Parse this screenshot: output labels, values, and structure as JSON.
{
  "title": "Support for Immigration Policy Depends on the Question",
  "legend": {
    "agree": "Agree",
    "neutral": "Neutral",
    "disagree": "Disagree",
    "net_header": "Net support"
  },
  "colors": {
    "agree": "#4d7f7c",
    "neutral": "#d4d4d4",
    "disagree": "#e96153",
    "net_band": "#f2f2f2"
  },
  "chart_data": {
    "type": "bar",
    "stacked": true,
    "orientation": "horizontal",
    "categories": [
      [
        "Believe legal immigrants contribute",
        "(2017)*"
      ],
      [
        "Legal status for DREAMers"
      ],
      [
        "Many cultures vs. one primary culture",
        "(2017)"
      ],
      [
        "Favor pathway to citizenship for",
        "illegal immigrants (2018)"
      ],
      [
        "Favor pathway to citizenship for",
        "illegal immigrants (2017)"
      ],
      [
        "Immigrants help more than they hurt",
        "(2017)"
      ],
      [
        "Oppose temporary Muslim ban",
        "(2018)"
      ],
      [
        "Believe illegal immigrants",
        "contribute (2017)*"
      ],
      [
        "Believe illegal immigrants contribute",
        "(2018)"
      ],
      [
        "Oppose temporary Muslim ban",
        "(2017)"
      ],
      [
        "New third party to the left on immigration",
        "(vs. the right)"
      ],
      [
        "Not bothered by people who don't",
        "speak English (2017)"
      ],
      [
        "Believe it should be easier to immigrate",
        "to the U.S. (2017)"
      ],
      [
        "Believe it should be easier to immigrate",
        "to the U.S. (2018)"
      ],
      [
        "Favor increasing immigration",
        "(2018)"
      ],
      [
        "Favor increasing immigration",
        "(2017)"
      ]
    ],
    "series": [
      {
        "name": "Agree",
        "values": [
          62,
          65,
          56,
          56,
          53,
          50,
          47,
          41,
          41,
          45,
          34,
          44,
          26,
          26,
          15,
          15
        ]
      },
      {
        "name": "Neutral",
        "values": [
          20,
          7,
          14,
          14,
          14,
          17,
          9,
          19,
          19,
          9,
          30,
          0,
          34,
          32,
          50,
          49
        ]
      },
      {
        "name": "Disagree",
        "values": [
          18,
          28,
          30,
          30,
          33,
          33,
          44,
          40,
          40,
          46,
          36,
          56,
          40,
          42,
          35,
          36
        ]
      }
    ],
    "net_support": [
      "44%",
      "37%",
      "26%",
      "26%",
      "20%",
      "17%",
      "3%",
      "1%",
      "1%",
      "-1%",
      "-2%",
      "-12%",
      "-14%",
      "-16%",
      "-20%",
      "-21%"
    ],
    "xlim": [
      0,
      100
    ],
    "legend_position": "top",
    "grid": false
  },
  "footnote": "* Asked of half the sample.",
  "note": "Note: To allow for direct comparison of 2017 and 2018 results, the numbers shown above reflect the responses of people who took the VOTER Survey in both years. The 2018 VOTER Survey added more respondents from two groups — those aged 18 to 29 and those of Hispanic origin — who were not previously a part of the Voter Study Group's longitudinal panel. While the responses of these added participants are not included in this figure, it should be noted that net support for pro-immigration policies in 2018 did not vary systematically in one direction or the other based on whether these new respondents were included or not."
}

══════

> EXERCISE DIRECTIONS
Return each full line of the entries that contains the word "people".

> THE OUTPUT
        "Not bothered by people who don't",
  "note": "Note: To allow for direct comparison of 2017 and 2018 results, the numbers shown above reflect the responses of people who took the VOTER Survey in both years. The 2018 VOTER Survey added more respondents from two groups — those aged 18 to 29 and those of Hispanic origin — who were not previously a part of the Voter Study Group's longitudinal panel. While the responses of these added participants are not included in this figure, it should be noted that net support for pro-immigration policies in 2018 did not vary systematically in one direction or the other based on whether these new respondents were included or not."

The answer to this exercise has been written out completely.